Page excerpt:
++++++
Fred Marlow

Personal information
- Full name: Frederick Marlow
- Date of birth: 9 November 1928
- Place of birth: Sheffield, West Riding of Yorkshire, England
- Date of death: March 2013 (aged 86)
- Place of death: Suffolk, England
- Height: 5 ft 7+1⁄2 in (1.71 m)
- Positions: Half-back; inside forward;

Senior career*
- Years: Team / Apps / (Gls)
- 0000–1947: Hillsborough Boys' Club
- 1947–1950: Arsenal / 0 / (0)
- 1950–1951: Sheffield Wednesday / 0 / (0)
- 1951: Buxton
- 1951–1952: Grimsby Town / 12 / (6)
- 1952–1953: Goole Town
- 1953: Boston United
- 1953–1956: York City / 24 / (0)
- 1956–: Scarborough
- Total:  / 36 / (6)

= Fred Marlow =

English footballer

Frederick Marlow (9 November 1928 – March 2013) was an English professional footballer who played as a half-back or as an inside forward in the Football League for Grimsby Town and York City, in non-League football for Hillsborough Boys' Club, Buxton, Goole Town, Boston United and Scarborough and was on the books of Arsenal and Sheffield Wednesday without making a league appearance.
++++++
Task instructions:
From the Fred Marlow profile, return the passage that starts at the words "- Place of death: Suffolk, England" and stops after the words "Arsenal / 0 / (0)", copied word for word.

(Document layout analysis data)
++++++
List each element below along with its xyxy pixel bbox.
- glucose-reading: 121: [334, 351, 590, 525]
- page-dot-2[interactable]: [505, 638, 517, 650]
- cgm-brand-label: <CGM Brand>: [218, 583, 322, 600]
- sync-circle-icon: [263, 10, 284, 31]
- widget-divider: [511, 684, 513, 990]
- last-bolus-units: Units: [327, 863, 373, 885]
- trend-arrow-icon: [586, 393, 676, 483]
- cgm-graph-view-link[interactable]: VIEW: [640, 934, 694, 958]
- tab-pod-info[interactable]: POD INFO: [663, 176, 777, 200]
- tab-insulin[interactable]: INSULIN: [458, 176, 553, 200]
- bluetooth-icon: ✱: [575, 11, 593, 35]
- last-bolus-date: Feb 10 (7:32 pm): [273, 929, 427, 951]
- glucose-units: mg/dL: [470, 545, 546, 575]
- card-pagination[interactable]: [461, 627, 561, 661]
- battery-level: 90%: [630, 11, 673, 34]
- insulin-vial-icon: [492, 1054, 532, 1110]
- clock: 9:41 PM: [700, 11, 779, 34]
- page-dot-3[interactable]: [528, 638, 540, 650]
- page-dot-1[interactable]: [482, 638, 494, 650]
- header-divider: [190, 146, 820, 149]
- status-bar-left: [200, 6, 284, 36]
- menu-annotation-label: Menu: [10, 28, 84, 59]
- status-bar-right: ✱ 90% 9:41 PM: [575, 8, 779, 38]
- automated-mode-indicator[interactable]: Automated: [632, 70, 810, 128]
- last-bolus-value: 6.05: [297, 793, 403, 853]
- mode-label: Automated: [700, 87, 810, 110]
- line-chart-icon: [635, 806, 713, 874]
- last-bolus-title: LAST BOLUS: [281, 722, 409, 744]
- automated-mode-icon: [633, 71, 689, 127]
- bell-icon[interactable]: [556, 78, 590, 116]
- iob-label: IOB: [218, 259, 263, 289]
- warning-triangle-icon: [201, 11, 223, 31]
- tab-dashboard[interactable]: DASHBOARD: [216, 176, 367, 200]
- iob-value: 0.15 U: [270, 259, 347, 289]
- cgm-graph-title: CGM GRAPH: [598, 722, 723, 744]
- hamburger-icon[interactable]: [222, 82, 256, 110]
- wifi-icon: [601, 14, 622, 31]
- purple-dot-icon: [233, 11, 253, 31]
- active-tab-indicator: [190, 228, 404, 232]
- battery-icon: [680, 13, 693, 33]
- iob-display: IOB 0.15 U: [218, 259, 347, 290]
++++++
Solution to the problem:
- Place of death: Suffolk, England
- Height: 5 ft 7+1⁄2 in (1.71 m)
- Positions: Half-back; inside forward;

Senior career*
- Years: Team / Apps / (Gls)
- 0000–1947: Hillsborough Boys' Club
- 1947–1950: Arsenal / 0 / (0)